======== INPUT ROWS ========
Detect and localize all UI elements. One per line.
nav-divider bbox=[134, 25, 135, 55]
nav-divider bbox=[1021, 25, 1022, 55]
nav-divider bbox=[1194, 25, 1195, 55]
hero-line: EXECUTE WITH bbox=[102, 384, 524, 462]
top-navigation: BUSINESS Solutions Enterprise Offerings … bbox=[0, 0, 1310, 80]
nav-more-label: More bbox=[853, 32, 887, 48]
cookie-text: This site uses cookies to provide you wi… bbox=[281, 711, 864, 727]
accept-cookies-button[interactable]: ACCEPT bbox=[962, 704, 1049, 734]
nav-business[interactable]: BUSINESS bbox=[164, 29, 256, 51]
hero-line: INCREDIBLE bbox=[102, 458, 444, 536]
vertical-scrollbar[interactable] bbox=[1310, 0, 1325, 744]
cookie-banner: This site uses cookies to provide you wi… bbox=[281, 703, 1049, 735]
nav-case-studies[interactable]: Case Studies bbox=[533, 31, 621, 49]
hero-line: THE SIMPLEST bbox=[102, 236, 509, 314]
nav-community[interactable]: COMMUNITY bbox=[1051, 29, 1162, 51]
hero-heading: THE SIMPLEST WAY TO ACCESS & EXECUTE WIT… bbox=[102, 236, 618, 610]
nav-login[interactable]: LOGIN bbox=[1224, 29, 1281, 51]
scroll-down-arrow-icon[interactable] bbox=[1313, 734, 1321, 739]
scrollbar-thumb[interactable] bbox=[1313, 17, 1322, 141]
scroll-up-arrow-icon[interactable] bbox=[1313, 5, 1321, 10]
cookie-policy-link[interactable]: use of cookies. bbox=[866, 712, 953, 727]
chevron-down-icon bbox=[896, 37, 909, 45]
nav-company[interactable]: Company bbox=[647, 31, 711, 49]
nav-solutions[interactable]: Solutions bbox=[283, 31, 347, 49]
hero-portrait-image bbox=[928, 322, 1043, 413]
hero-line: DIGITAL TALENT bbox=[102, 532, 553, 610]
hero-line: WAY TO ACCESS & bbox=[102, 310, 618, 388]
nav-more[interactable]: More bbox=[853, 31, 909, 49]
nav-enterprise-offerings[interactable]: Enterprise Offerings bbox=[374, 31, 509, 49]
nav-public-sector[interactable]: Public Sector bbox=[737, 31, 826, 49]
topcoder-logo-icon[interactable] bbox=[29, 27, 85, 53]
========
Copy the records above word for word, keeping every line as it stands.

Detect and localize all UI elements. One per line.
nav-divider bbox=[134, 25, 135, 55]
nav-divider bbox=[1021, 25, 1022, 55]
nav-divider bbox=[1194, 25, 1195, 55]
hero-line: EXECUTE WITH bbox=[102, 384, 524, 462]
top-navigation: BUSINESS Solutions Enterprise Offerings … bbox=[0, 0, 1310, 80]
nav-more-label: More bbox=[853, 32, 887, 48]
cookie-text: This site uses cookies to provide you wi… bbox=[281, 711, 864, 727]
accept-cookies-button[interactable]: ACCEPT bbox=[962, 704, 1049, 734]
nav-business[interactable]: BUSINESS bbox=[164, 29, 256, 51]
hero-line: INCREDIBLE bbox=[102, 458, 444, 536]
vertical-scrollbar[interactable] bbox=[1310, 0, 1325, 744]
cookie-banner: This site uses cookies to provide you wi… bbox=[281, 703, 1049, 735]
nav-case-studies[interactable]: Case Studies bbox=[533, 31, 621, 49]
hero-line: THE SIMPLEST bbox=[102, 236, 509, 314]
nav-community[interactable]: COMMUNITY bbox=[1051, 29, 1162, 51]
hero-heading: THE SIMPLEST WAY TO ACCESS & EXECUTE WIT… bbox=[102, 236, 618, 610]
nav-login[interactable]: LOGIN bbox=[1224, 29, 1281, 51]
scroll-down-arrow-icon[interactable] bbox=[1313, 734, 1321, 739]
scrollbar-thumb[interactable] bbox=[1313, 17, 1322, 141]
scroll-up-arrow-icon[interactable] bbox=[1313, 5, 1321, 10]
cookie-policy-link[interactable]: use of cookies. bbox=[866, 712, 953, 727]
chevron-down-icon bbox=[896, 37, 909, 45]
nav-company[interactable]: Company bbox=[647, 31, 711, 49]
nav-solutions[interactable]: Solutions bbox=[283, 31, 347, 49]
hero-portrait-image bbox=[928, 322, 1043, 413]
hero-line: DIGITAL TALENT bbox=[102, 532, 553, 610]
hero-line: WAY TO ACCESS & bbox=[102, 310, 618, 388]
nav-more[interactable]: More bbox=[853, 31, 909, 49]
nav-enterprise-offerings[interactable]: Enterprise Offerings bbox=[374, 31, 509, 49]
nav-public-sector[interactable]: Public Sector bbox=[737, 31, 826, 49]
topcoder-logo-icon[interactable] bbox=[29, 27, 85, 53]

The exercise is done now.